[Structured figure records]
☆ ☆ ☆ ☆ ☆
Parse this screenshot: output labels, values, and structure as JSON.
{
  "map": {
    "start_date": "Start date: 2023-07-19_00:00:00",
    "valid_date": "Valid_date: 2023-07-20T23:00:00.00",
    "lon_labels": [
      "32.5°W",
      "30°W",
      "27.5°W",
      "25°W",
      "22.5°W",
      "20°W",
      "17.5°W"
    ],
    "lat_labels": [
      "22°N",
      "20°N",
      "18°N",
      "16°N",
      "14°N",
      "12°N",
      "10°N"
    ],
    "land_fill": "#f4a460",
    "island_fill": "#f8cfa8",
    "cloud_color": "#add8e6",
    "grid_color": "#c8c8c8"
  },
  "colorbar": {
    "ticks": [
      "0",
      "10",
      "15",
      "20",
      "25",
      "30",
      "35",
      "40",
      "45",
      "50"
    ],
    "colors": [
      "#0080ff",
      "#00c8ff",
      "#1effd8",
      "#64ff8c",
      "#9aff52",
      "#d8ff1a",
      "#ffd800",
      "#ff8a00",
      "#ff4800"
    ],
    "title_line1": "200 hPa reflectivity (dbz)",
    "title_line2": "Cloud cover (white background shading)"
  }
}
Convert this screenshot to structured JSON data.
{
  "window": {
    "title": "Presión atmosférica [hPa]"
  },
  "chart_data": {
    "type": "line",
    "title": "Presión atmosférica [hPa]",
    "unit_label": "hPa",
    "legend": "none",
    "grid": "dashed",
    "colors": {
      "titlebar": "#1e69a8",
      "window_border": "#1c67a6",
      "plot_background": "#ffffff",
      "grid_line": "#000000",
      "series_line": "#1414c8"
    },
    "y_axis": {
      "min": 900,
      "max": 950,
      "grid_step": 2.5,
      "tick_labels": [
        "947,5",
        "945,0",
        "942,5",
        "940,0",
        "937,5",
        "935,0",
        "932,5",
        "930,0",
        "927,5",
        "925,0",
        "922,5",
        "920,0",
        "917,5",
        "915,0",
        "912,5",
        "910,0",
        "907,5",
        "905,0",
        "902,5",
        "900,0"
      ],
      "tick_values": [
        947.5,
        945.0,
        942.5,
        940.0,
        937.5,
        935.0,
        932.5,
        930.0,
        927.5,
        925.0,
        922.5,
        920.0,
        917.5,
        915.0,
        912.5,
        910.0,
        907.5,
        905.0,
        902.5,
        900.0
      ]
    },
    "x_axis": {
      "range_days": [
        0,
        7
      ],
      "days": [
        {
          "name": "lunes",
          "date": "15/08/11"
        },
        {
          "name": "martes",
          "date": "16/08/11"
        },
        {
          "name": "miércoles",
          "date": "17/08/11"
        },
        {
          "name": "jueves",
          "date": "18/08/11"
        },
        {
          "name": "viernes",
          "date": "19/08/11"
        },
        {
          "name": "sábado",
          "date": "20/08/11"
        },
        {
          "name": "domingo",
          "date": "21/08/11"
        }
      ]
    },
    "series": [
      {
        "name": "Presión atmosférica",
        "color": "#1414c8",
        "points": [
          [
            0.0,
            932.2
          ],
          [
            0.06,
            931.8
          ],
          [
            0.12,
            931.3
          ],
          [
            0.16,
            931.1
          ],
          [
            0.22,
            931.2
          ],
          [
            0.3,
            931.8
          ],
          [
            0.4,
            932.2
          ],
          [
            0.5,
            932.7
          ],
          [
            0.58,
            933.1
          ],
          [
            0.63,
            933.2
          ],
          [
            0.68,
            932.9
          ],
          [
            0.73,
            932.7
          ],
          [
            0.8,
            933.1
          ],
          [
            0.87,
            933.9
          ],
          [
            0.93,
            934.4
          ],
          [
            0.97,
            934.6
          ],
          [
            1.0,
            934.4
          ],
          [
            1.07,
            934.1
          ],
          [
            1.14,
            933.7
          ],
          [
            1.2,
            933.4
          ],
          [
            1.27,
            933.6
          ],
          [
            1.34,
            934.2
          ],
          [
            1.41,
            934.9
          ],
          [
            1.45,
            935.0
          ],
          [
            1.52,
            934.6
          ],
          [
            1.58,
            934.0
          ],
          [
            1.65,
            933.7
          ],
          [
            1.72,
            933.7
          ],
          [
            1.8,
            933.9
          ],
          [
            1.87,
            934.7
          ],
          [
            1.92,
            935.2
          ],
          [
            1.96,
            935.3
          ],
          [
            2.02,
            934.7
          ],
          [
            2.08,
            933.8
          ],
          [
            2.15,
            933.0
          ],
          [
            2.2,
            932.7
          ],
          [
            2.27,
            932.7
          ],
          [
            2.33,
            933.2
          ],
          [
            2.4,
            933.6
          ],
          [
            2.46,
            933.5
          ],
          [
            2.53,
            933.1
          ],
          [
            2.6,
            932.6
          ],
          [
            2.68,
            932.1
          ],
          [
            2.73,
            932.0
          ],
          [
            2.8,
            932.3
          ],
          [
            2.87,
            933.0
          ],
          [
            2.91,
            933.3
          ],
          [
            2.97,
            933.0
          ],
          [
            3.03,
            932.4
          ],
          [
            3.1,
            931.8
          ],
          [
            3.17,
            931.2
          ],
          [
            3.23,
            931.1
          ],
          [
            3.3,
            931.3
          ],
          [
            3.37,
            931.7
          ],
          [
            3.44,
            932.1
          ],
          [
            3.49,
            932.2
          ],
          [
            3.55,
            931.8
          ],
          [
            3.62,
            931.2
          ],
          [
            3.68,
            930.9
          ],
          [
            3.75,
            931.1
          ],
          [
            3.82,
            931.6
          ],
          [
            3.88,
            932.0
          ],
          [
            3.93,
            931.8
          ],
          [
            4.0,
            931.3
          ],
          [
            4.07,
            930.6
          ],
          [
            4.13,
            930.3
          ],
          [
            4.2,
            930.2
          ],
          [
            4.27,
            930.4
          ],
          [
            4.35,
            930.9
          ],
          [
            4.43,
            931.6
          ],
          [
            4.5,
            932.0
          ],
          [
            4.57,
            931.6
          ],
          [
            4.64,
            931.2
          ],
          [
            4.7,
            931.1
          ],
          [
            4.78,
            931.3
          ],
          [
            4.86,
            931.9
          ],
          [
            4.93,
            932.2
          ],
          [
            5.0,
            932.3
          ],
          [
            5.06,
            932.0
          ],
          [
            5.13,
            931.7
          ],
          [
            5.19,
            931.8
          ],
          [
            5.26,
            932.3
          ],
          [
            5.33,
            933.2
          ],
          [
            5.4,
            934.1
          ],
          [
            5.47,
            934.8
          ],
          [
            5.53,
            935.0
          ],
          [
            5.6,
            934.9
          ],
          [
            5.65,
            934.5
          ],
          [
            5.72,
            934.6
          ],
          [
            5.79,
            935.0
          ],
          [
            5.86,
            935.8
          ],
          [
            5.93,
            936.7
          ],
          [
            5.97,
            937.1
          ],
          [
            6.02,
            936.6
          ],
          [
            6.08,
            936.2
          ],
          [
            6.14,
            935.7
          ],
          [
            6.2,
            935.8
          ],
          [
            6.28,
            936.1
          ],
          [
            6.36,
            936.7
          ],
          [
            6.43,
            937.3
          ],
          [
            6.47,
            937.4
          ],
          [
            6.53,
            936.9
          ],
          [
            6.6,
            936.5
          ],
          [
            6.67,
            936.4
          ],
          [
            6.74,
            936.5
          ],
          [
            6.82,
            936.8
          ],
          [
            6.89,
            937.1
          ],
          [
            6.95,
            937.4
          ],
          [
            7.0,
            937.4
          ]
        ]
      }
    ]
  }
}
☆ ☆ ☆ ☆ ☆
§ WHAT THE TASK REQUIRES:
Write out every line of the entries that holds the word "Presión".

§ FULL OUTPUT:
    "title": "Presión atmosférica [hPa]"
    "title": "Presión atmosférica [hPa]",
        "name": "Presión atmosférica",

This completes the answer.